Filter the lines below, copying only those with the string "JSON".

──────── Data extract

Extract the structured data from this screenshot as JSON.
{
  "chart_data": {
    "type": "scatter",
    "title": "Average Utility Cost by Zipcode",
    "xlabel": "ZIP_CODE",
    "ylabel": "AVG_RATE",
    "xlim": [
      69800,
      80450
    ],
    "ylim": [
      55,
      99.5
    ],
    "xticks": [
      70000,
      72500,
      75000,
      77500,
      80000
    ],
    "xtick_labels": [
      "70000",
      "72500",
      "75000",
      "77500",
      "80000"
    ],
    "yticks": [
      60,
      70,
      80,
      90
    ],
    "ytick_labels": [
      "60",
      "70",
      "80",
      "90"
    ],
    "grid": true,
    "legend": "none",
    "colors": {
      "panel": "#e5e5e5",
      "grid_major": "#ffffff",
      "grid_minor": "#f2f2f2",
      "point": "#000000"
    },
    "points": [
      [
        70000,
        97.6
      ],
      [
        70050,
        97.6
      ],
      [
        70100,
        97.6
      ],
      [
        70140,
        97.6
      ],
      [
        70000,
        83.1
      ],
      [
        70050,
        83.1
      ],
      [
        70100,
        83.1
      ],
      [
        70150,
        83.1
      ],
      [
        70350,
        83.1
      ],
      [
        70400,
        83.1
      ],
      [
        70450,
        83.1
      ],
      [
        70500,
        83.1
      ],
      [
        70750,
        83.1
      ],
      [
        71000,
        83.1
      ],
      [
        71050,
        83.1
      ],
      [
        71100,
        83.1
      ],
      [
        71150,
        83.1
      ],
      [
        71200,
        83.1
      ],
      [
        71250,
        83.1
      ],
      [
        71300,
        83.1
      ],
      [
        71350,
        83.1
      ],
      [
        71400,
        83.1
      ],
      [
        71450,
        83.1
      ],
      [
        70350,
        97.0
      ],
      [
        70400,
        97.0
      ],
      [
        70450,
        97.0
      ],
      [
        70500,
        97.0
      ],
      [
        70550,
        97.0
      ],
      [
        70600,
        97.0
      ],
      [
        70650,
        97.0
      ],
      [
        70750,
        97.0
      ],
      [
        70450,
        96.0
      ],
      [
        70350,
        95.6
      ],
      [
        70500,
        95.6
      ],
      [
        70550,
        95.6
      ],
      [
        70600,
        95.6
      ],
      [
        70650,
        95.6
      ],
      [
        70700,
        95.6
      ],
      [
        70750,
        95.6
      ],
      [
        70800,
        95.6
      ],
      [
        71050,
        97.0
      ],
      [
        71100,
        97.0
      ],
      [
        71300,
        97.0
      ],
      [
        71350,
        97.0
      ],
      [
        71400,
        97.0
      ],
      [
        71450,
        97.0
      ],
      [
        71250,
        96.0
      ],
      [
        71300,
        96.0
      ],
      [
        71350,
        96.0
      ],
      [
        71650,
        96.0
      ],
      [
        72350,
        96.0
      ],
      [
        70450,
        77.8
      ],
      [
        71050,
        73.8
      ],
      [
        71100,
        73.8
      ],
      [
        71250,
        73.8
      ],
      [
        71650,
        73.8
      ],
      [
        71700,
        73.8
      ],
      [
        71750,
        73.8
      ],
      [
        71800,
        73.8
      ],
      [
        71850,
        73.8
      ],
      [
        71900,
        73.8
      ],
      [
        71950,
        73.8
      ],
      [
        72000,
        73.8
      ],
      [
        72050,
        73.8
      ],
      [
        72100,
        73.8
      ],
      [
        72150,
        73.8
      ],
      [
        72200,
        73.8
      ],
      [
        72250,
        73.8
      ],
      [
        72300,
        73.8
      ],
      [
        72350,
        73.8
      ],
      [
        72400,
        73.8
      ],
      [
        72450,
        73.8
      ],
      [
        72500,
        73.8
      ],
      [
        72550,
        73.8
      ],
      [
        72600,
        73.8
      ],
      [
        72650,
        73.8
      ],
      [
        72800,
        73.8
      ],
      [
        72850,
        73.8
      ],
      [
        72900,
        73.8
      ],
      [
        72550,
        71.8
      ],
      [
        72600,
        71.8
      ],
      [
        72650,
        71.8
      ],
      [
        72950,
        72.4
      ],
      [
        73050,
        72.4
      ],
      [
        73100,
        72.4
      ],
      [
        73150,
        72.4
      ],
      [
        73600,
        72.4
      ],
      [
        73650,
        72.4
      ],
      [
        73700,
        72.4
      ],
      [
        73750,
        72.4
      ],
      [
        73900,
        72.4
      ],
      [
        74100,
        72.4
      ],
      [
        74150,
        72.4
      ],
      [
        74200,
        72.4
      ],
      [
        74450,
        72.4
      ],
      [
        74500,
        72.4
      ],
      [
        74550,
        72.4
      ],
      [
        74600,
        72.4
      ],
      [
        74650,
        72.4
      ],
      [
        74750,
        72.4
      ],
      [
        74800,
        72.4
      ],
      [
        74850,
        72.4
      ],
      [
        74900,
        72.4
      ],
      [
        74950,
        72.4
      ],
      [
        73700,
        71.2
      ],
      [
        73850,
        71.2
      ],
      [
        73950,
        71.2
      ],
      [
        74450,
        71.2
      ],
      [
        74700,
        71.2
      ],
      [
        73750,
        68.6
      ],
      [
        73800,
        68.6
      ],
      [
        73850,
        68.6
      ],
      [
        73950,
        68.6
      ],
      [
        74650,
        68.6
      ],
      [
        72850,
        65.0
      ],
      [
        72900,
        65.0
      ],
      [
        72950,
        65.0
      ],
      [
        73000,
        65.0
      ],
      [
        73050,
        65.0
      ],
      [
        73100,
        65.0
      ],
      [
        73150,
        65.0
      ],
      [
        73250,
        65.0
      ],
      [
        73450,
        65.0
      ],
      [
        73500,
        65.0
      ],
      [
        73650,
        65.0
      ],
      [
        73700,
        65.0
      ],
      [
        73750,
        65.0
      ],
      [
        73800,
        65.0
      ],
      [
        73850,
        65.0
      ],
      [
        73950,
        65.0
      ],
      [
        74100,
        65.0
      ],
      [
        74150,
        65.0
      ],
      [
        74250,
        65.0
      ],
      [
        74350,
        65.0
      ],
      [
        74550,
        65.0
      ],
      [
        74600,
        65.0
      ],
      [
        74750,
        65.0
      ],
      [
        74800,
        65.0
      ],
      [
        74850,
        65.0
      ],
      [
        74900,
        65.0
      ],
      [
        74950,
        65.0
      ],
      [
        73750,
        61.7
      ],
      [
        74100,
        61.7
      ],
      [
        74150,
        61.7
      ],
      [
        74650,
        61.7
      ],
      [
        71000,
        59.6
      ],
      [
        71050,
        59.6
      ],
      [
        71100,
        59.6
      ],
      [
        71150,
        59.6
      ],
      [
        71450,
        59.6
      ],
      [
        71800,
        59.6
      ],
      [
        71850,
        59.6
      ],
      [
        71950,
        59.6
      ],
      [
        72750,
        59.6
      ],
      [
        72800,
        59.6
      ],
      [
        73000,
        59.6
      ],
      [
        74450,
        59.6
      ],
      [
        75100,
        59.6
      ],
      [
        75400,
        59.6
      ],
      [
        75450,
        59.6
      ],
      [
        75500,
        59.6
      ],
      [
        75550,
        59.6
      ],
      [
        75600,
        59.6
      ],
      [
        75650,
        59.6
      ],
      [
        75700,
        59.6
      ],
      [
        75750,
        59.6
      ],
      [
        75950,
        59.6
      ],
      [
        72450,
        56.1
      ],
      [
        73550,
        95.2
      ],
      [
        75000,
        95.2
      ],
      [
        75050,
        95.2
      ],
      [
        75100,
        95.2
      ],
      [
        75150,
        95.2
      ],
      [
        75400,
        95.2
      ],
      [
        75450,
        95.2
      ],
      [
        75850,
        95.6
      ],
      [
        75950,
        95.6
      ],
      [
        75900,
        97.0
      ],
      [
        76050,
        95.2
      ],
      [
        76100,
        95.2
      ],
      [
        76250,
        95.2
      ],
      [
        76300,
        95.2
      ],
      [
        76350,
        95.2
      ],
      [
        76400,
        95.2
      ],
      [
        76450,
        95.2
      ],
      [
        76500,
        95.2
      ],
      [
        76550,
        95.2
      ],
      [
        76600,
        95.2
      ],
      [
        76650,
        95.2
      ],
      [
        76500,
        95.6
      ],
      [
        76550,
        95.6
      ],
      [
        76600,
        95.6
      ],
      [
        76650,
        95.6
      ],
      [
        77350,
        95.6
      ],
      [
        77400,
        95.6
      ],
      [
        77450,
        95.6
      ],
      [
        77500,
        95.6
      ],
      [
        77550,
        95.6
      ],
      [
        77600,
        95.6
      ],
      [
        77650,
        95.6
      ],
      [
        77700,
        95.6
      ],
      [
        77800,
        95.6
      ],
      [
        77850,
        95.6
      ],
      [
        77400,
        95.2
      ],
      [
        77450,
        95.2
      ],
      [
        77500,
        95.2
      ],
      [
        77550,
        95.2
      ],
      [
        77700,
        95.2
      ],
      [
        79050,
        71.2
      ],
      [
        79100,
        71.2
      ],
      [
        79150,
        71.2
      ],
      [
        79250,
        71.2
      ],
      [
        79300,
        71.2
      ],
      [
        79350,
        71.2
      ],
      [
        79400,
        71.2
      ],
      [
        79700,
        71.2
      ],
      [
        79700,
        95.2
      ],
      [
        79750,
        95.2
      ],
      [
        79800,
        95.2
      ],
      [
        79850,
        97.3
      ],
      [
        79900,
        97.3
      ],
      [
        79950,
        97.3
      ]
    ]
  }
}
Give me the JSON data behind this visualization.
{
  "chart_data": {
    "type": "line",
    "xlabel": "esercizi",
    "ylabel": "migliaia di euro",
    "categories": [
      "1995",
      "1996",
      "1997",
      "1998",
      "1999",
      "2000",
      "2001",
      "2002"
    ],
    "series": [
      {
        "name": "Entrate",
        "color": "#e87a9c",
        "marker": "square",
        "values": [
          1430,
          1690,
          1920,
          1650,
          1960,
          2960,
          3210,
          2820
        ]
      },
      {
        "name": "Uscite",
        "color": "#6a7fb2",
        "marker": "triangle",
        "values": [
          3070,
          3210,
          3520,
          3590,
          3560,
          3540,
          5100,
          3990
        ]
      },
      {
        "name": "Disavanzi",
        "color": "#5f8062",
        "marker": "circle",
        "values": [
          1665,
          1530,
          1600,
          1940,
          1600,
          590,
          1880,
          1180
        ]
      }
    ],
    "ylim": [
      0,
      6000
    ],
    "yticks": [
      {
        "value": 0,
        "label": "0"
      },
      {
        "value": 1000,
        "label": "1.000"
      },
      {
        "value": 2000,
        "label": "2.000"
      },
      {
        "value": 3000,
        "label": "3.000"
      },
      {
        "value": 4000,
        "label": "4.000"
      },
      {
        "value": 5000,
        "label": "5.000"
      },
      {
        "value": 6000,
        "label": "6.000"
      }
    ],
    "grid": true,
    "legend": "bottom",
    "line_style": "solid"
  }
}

────────────────

Result
Extract the structured data from this screenshot as JSON.
Give me the JSON data behind this visualization.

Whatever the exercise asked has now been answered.